WRITTEN REQUEST ::
Among the entries below, count the lines that contain the word "screenshot". Write down only the total.

DATA EXCERPTS ::

####################

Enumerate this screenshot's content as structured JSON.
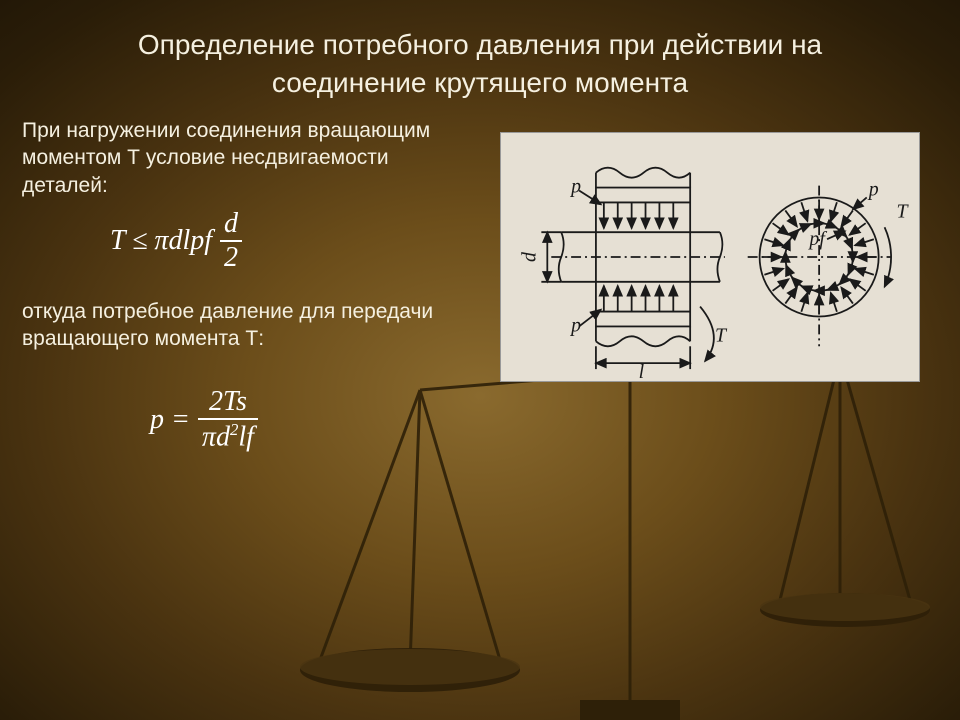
{
  "title_line1": "Определение потребного давления  при действии на",
  "title_line2": "соединение крутящего момента",
  "para1": "При нагружении соединения вращающим моментом Т условие несдвигаемости деталей:",
  "para2": "откуда потребное давление для передачи вращающего момента Т:",
  "formula1": {
    "lhs": "T ≤ πdlpf",
    "frac_num": "d",
    "frac_den": "2"
  },
  "formula2": {
    "lhs": "p =",
    "frac_num": "2Ts",
    "frac_den_pi": "π",
    "frac_den_d": "d",
    "frac_den_sup": "2",
    "frac_den_rest": "lf"
  },
  "diagram": {
    "labels": {
      "p": "p",
      "T": "T",
      "l": "l",
      "d": "d",
      "pf": "pf"
    },
    "stroke": "#1a1a1a",
    "bg": "#e6e0d4",
    "hatch": "#1a1a1a"
  },
  "colors": {
    "text": "#f5f0e0",
    "formula": "#ffffff",
    "scales": "#3a2a10"
  }
}
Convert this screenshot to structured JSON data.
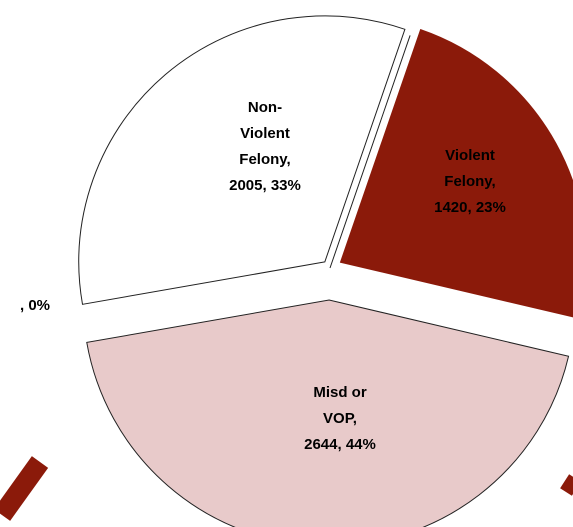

####################

OUTPUT BELOW ::
2